» **EXERCISE OBJECTIVE**:
Within the material below, find each line bearing the word "blogs" and present it.
### ITEMS
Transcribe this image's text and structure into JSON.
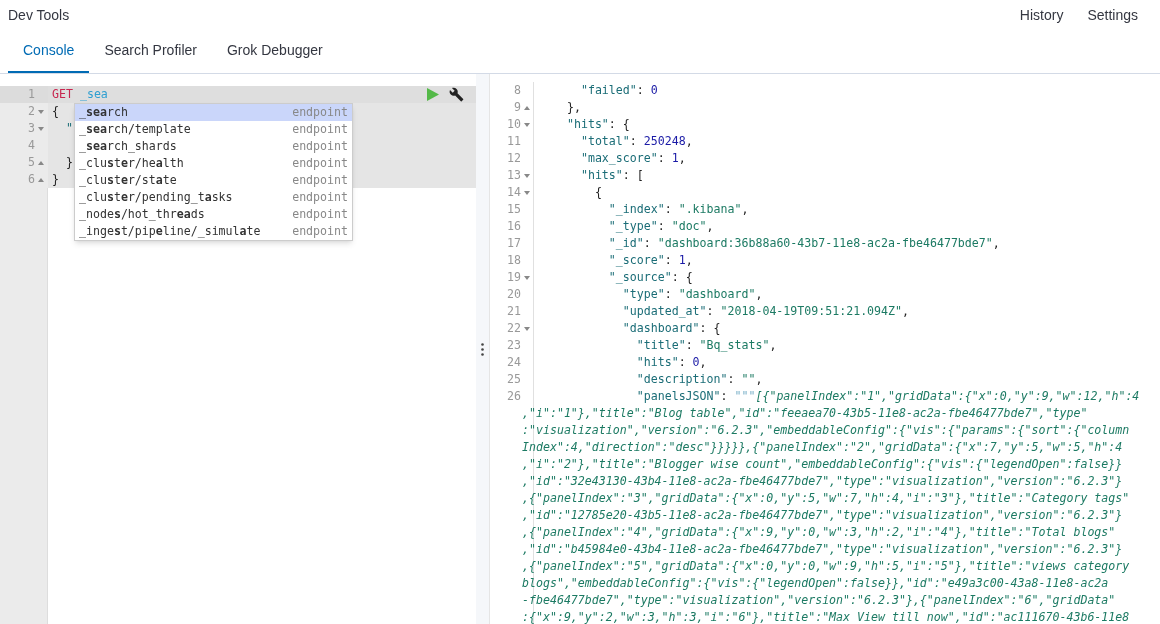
{
  "app_title": "Dev Tools",
  "header_links": [
    "History",
    "Settings"
  ],
  "tabs": [
    {
      "label": "Console",
      "selected": true
    },
    {
      "label": "Search Profiler",
      "selected": false
    },
    {
      "label": "Grok Debugger",
      "selected": false
    }
  ],
  "editor": {
    "lines": [
      {
        "number": "1",
        "fold_start": false,
        "fold_end": false,
        "current": true,
        "parts": [
          {
            "kind": "method",
            "text": "GET"
          },
          {
            "kind": "url",
            "text": " _sea"
          }
        ]
      },
      {
        "number": "2",
        "fold_start": true,
        "fold_end": false,
        "current": false,
        "parts": [
          {
            "kind": "punct",
            "text": "{"
          }
        ]
      },
      {
        "number": "3",
        "fold_start": true,
        "fold_end": false,
        "current": false,
        "parts": [
          {
            "kind": "key",
            "text": "  \""
          }
        ]
      },
      {
        "number": "4",
        "fold_start": false,
        "fold_end": false,
        "current": false
      },
      {
        "number": "5",
        "fold_start": false,
        "fold_end": true,
        "current": false,
        "parts": [
          {
            "kind": "punct",
            "text": "  }"
          }
        ]
      },
      {
        "number": "6",
        "fold_start": false,
        "fold_end": true,
        "current": false,
        "parts": [
          {
            "kind": "punct",
            "text": "}"
          }
        ]
      }
    ],
    "autocomplete": [
      {
        "text": "_**sea**rch",
        "meta": "endpoint",
        "selected": true
      },
      {
        "text": "_**sea**rch/template",
        "meta": "endpoint",
        "selected": false
      },
      {
        "text": "_**sea**rch_shards",
        "meta": "endpoint",
        "selected": false
      },
      {
        "text": "_clu**s**t**e**r/he**a**lth",
        "meta": "endpoint",
        "selected": false
      },
      {
        "text": "_clu**s**t**e**r/st**a**te",
        "meta": "endpoint",
        "selected": false
      },
      {
        "text": "_clu**s**t**e**r/pending_t**a**sks",
        "meta": "endpoint",
        "selected": false
      },
      {
        "text": "_node**s**/hot_thr**ea**ds",
        "meta": "endpoint",
        "selected": false
      },
      {
        "text": "_inge**s**t/pip**e**line/_simul**a**te",
        "meta": "endpoint",
        "selected": false
      }
    ]
  },
  "output": {
    "lines": [
      {
        "number": "8",
        "fold_start": false,
        "fold_end": false,
        "parts": [
          {
            "kind": "key",
            "text": "    \"failed\""
          },
          {
            "kind": "punct",
            "text": ": "
          },
          {
            "kind": "number",
            "text": "0"
          }
        ]
      },
      {
        "number": "9",
        "fold_start": false,
        "fold_end": true,
        "parts": [
          {
            "kind": "punct",
            "text": "  },"
          }
        ]
      },
      {
        "number": "10",
        "fold_start": true,
        "fold_end": false,
        "parts": [
          {
            "kind": "key",
            "text": "  \"hits\""
          },
          {
            "kind": "punct",
            "text": ": {"
          }
        ]
      },
      {
        "number": "11",
        "fold_start": false,
        "fold_end": false,
        "parts": [
          {
            "kind": "key",
            "text": "    \"total\""
          },
          {
            "kind": "punct",
            "text": ": "
          },
          {
            "kind": "number",
            "text": "250248"
          },
          {
            "kind": "punct",
            "text": ","
          }
        ]
      },
      {
        "number": "12",
        "fold_start": false,
        "fold_end": false,
        "parts": [
          {
            "kind": "key",
            "text": "    \"max_score\""
          },
          {
            "kind": "punct",
            "text": ": "
          },
          {
            "kind": "number",
            "text": "1"
          },
          {
            "kind": "punct",
            "text": ","
          }
        ]
      },
      {
        "number": "13",
        "fold_start": true,
        "fold_end": false,
        "parts": [
          {
            "kind": "key",
            "text": "    \"hits\""
          },
          {
            "kind": "punct",
            "text": ": ["
          }
        ]
      },
      {
        "number": "14",
        "fold_start": true,
        "fold_end": false,
        "parts": [
          {
            "kind": "punct",
            "text": "      {"
          }
        ]
      },
      {
        "number": "15",
        "fold_start": false,
        "fold_end": false,
        "parts": [
          {
            "kind": "key",
            "text": "        \"_index\""
          },
          {
            "kind": "punct",
            "text": ": "
          },
          {
            "kind": "string",
            "text": "\".kibana\""
          },
          {
            "kind": "punct",
            "text": ","
          }
        ]
      },
      {
        "number": "16",
        "fold_start": false,
        "fold_end": false,
        "parts": [
          {
            "kind": "key",
            "text": "        \"_type\""
          },
          {
            "kind": "punct",
            "text": ": "
          },
          {
            "kind": "string",
            "text": "\"doc\""
          },
          {
            "kind": "punct",
            "text": ","
          }
        ]
      },
      {
        "number": "17",
        "fold_start": false,
        "fold_end": false,
        "parts": [
          {
            "kind": "key",
            "text": "        \"_id\""
          },
          {
            "kind": "punct",
            "text": ": "
          },
          {
            "kind": "string",
            "text": "\"dashboard:36b88a60-43b7-11e8-ac2a-fbe46477bde7\""
          },
          {
            "kind": "punct",
            "text": ","
          }
        ]
      },
      {
        "number": "18",
        "fold_start": false,
        "fold_end": false,
        "parts": [
          {
            "kind": "key",
            "text": "        \"_score\""
          },
          {
            "kind": "punct",
            "text": ": "
          },
          {
            "kind": "number",
            "text": "1"
          },
          {
            "kind": "punct",
            "text": ","
          }
        ]
      },
      {
        "number": "19",
        "fold_start": true,
        "fold_end": false,
        "parts": [
          {
            "kind": "key",
            "text": "        \"_source\""
          },
          {
            "kind": "punct",
            "text": ": {"
          }
        ]
      },
      {
        "number": "20",
        "fold_start": false,
        "fold_end": false,
        "parts": [
          {
            "kind": "key",
            "text": "          \"type\""
          },
          {
            "kind": "punct",
            "text": ": "
          },
          {
            "kind": "string",
            "text": "\"dashboard\""
          },
          {
            "kind": "punct",
            "text": ","
          }
        ]
      },
      {
        "number": "21",
        "fold_start": false,
        "fold_end": false,
        "parts": [
          {
            "kind": "key",
            "text": "          \"updated_at\""
          },
          {
            "kind": "punct",
            "text": ": "
          },
          {
            "kind": "string",
            "text": "\"2018-04-19T09:51:21.094Z\""
          },
          {
            "kind": "punct",
            "text": ","
          }
        ]
      },
      {
        "number": "22",
        "fold_start": true,
        "fold_end": false,
        "parts": [
          {
            "kind": "key",
            "text": "          \"dashboard\""
          },
          {
            "kind": "punct",
            "text": ": {"
          }
        ]
      },
      {
        "number": "23",
        "fold_start": false,
        "fold_end": false,
        "parts": [
          {
            "kind": "key",
            "text": "            \"title\""
          },
          {
            "kind": "punct",
            "text": ": "
          },
          {
            "kind": "string",
            "text": "\"Bq_stats\""
          },
          {
            "kind": "punct",
            "text": ","
          }
        ]
      },
      {
        "number": "24",
        "fold_start": false,
        "fold_end": false,
        "parts": [
          {
            "kind": "key",
            "text": "            \"hits\""
          },
          {
            "kind": "punct",
            "text": ": "
          },
          {
            "kind": "number",
            "text": "0"
          },
          {
            "kind": "punct",
            "text": ","
          }
        ]
      },
      {
        "number": "25",
        "fold_start": false,
        "fold_end": false,
        "parts": [
          {
            "kind": "key",
            "text": "            \"description\""
          },
          {
            "kind": "punct",
            "text": ": "
          },
          {
            "kind": "string",
            "text": "\"\""
          },
          {
            "kind": "punct",
            "text": ","
          }
        ]
      },
      {
        "number": "26",
        "fold_start": false,
        "fold_end": false,
        "parts": [
          {
            "kind": "key",
            "text": "            \"panelsJSON\""
          },
          {
            "kind": "punct",
            "text": ": "
          },
          {
            "kind": "quote",
            "text": "\"\"\""
          },
          {
            "kind": "multiline",
            "text": "[{\"panelIndex\":\"1\",\"gridData\":{\"x\":0,\"y\":9,\"w\":12,\"h\":4"
          }
        ],
        "wrapped": [
          ",\"i\":\"1\"},\"title\":\"Blog table\",\"id\":\"feeaea70-43b5-11e8-ac2a-fbe46477bde7\",\"type\"",
          ":\"visualization\",\"version\":\"6.2.3\",\"embeddableConfig\":{\"vis\":{\"params\":{\"sort\":{\"column",
          "Index\":4,\"direction\":\"desc\"}}}}},{\"panelIndex\":\"2\",\"gridData\":{\"x\":7,\"y\":5,\"w\":5,\"h\":4",
          ",\"i\":\"2\"},\"title\":\"Blogger wise count\",\"embeddableConfig\":{\"vis\":{\"legendOpen\":false}}",
          ",\"id\":\"32e43130-43b4-11e8-ac2a-fbe46477bde7\",\"type\":\"visualization\",\"version\":\"6.2.3\"}",
          ",{\"panelIndex\":\"3\",\"gridData\":{\"x\":0,\"y\":5,\"w\":7,\"h\":4,\"i\":\"3\"},\"title\":\"Category tags\"",
          ",\"id\":\"12785e20-43b5-11e8-ac2a-fbe46477bde7\",\"type\":\"visualization\",\"version\":\"6.2.3\"}",
          ",{\"panelIndex\":\"4\",\"gridData\":{\"x\":9,\"y\":0,\"w\":3,\"h\":2,\"i\":\"4\"},\"title\":\"Total blogs\"",
          ",\"id\":\"b45984e0-43b4-11e8-ac2a-fbe46477bde7\",\"type\":\"visualization\",\"version\":\"6.2.3\"}",
          ",{\"panelIndex\":\"5\",\"gridData\":{\"x\":0,\"y\":0,\"w\":9,\"h\":5,\"i\":\"5\"},\"title\":\"views category",
          "blogs\",\"embeddableConfig\":{\"vis\":{\"legendOpen\":false}},\"id\":\"e49a3c00-43a8-11e8-ac2a",
          "-fbe46477bde7\",\"type\":\"visualization\",\"version\":\"6.2.3\"},{\"panelIndex\":\"6\",\"gridData\"",
          ":{\"x\":9,\"y\":2,\"w\":3,\"h\":3,\"i\":\"6\"},\"title\":\"Max View till now\",\"id\":\"ac111670-43b6-11e8"
        ]
      }
    ]
  }
}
######
» **EXPECTED ANSWER**:
          ",{\"panelIndex\":\"4\",\"gridData\":{\"x\":9,\"y\":0,\"w\":3,\"h\":2,\"i\":\"4\"},\"title\":\"Total blogs\"",
          "blogs\",\"embeddableConfig\":{\"vis\":{\"legendOpen\":false}},\"id\":\"e49a3c00-43a8-11e8-ac2a",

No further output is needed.